-- EXTRACTED INFORMATION start --

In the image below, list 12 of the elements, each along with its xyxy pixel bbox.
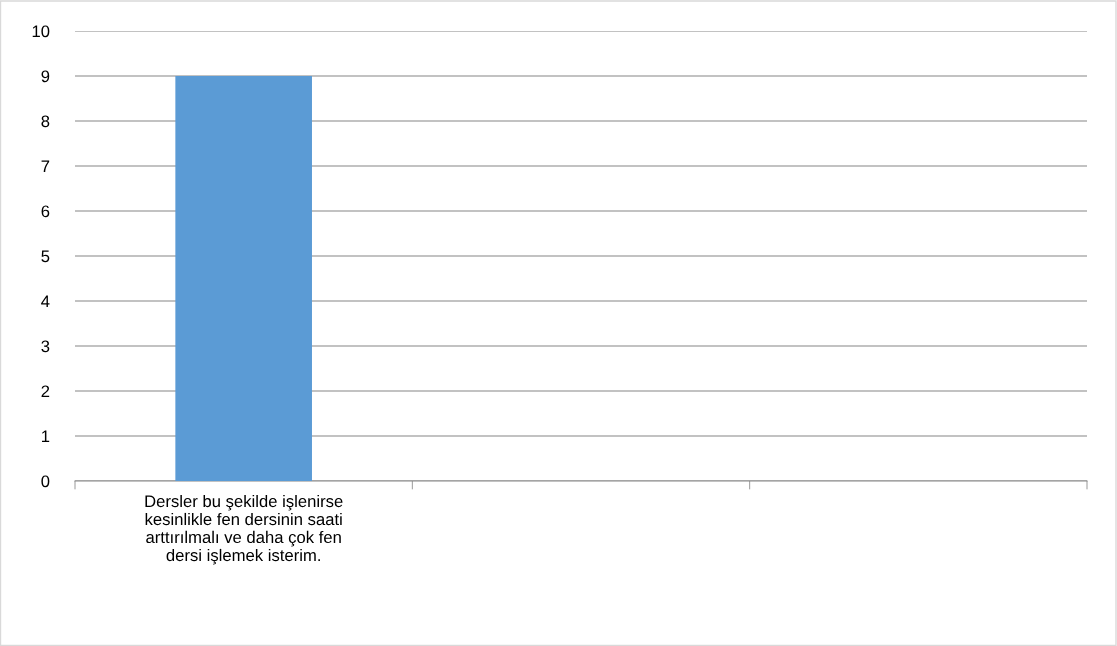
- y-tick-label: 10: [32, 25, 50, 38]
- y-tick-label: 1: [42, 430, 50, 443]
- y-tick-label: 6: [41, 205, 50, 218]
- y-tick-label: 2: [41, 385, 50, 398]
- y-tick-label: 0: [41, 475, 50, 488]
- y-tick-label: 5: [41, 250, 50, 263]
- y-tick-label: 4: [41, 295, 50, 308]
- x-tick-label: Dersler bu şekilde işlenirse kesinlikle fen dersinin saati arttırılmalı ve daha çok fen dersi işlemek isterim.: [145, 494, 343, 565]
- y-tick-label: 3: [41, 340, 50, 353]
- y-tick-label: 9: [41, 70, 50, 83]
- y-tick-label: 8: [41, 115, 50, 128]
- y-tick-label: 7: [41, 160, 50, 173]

-- EXTRACTED INFORMATION end --

Reproduce the listing above with "y-axis-label" substituted for every occurrence of "y-tick-label", changing nothing else and omitting the picture.

=== THE OUTPUT ===
In the image below, list 12 of the elements, each along with its xyxy pixel bbox.
- y-axis-label: 10: [32, 25, 50, 38]
- y-axis-label: 1: [42, 430, 50, 443]
- y-axis-label: 6: [41, 205, 50, 218]
- y-axis-label: 2: [41, 385, 50, 398]
- y-axis-label: 0: [41, 475, 50, 488]
- y-axis-label: 5: [41, 250, 50, 263]
- y-axis-label: 4: [41, 295, 50, 308]
- x-tick-label: Dersler bu şekilde işlenirse kesinlikle fen dersinin saati arttırılmalı ve daha çok fen dersi işlemek isterim.: [145, 494, 343, 565]
- y-axis-label: 3: [41, 340, 50, 353]
- y-axis-label: 9: [41, 70, 50, 83]
- y-axis-label: 8: [41, 115, 50, 128]
- y-axis-label: 7: [41, 160, 50, 173]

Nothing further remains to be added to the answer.